▸ TO DO: Tell how many lines in these records contain the string "Infekcje", with only the number as the reply.

.....

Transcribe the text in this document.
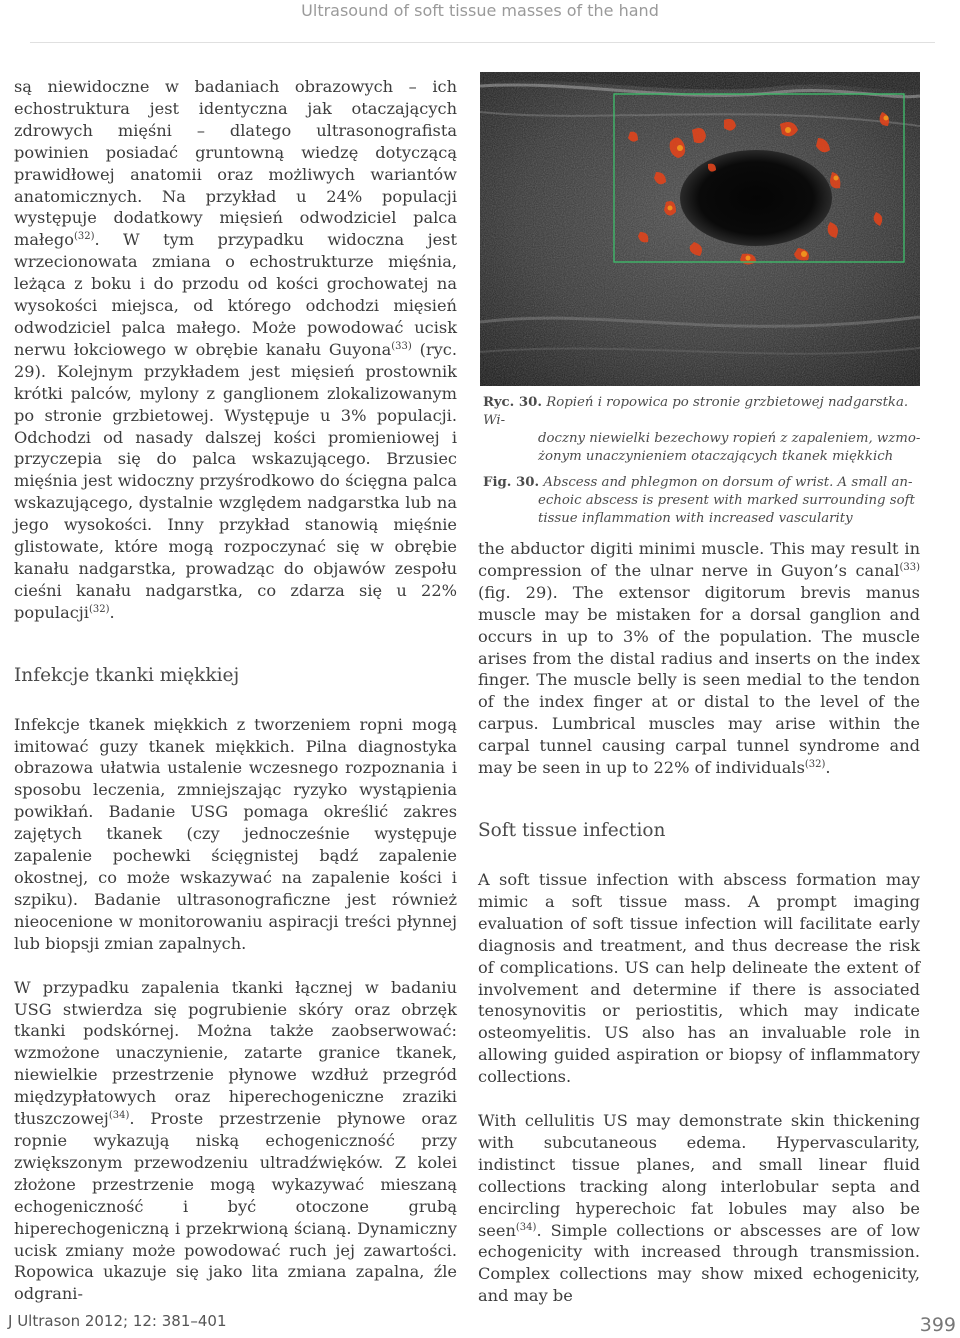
Ultrasound of soft tissue masses of the hand

są niewidoczne w badaniach obrazowych – ich echostruktura jest identyczna jak otaczających zdrowych mięśni – dlatego ultrasonografista powinien posiadać gruntowną wiedzę dotyczącą prawidłowej anatomii oraz możliwych wariantów anatomicznych. Na przykład u 24% populacji występuje dodatkowy mięsień odwodziciel palca małego$^{(32)}$. W tym przypadku widoczna jest wrzecionowata zmiana o echostrukturze mięśnia, leżąca z boku i do przodu od kości grochowatej na wysokości miejsca, od którego odchodzi mięsień odwodziciel palca małego. Może powodować ucisk nerwu łokciowego w obrębie kanału Guyona$^{(33)}$ (ryc. 29). Kolejnym przykładem jest mięsień prostownik krótki palców, mylony z ganglionem zlokalizowanym po stronie grzbietowej. Występuje u 3% populacji. Odchodzi od nasady dalszej kości promieniowej i przyczepia się do palca wskazującego. Brzusiec mięśnia jest widoczny przyśrodkowo do ścięgna palca wskazującego, dystalnie względem nadgarstka lub na jego wysokości. Inny przykład stanowią mięśnie glistowate, które mogą rozpoczynać się w obrębie kanału nadgarstka, prowadząc do objawów zespołu cieśni kanału nadgarstka, co zdarza się u 22% populacji$^{(32)}$.

Infekcje tkanki miękkiej

Infekcje tkanek miękkich z tworzeniem ropni mogą imitować guzy tkanek miękkich. Pilna diagnostyka obrazowa ułatwia ustalenie wczesnego rozpoznania i sposobu leczenia, zmniejszając ryzyko wystąpienia powikłań. Badanie USG pomaga określić zakres zajętych tkanek (czy jednocześnie występuje zapalenie pochewki ścięgnistej bądź zapalenie okostnej, co może wskazywać na zapalenie kości i szpiku). Badanie ultrasonograficzne jest również nieocenione w monitorowaniu aspiracji treści płynnej lub biopsji zmian zapalnych.

W przypadku zapalenia tkanki łącznej w badaniu USG stwierdza się pogrubienie skóry oraz obrzęk tkanki podskórnej. Można także zaobserwować: wzmożone unaczynienie, zatarte granice tkanek, niewielkie przestrzenie płynowe wzdłuż przegród międzypłatowych oraz hiperechogeniczne zraziki tłuszczowej$^{(34)}$. Proste przestrzenie płynowe oraz ropnie wykazują niską echogeniczność przy zwiększonym przewodzeniu ultradźwięków. Z kolei złożone przestrzenie mogą wykazywać mieszaną echogeniczność i być otoczone grubą hiperechogeniczną i przekrwioną ścianą. Dynamiczny ucisk zmiany może powodować ruch jej zawartości. Ropowica ukazuje się jako lita zmiana zapalna, źle odgrani-

Ryc. 30. Ropień i ropowica po stronie grzbietowej nadgarstka. Wi-
doczny niewielki bezechowy ropień z zapaleniem, wzmo-
żonym unaczynieniem otaczających tkanek miękkich
Fig. 30. Abscess and phlegmon on dorsum of wrist. A small an-
echoic abscess is present with marked surrounding soft
tissue inflammation with increased vascularity

the abductor digiti minimi muscle. This may result in compression of the ulnar nerve in Guyon’s canal$^{(33)}$ (fig. 29). The extensor digitorum brevis manus muscle may be mistaken for a dorsal ganglion and occurs in up to 3% of the population. The muscle arises from the distal radius and inserts on the index finger. The muscle belly is seen medial to the tendon of the index finger at or distal to the level of the carpus. Lumbrical muscles may arise within the carpal tunnel causing carpal tunnel syndrome and may be seen in up to 22% of individuals$^{(32)}$.

Soft tissue infection

A soft tissue infection with abscess formation may mimic a soft tissue mass. A prompt imaging evaluation of soft tissue infection will facilitate early diagnosis and treatment, and thus decrease the risk of complications. US can help delineate the extent of involvement and determine if there is associated tenosynovitis or periostitis, which may indicate osteomyelitis. US also has an invaluable role in allowing guided aspiration or biopsy of inflammatory collections.

With cellulitis US may demonstrate skin thickening with subcutaneous edema. Hypervascularity, indistinct tissue planes, and small linear fluid collections tracking along interlobular septa and encircling hyperechoic fat lobules may also be seen$^{(34)}$. Simple collections or abscesses are of low echogenicity with increased through transmission. Complex collections may show mixed echogenicity, and may be

J Ultrason 2012; 12: 381–401	399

.....

▸ COMPLETED TASK: 2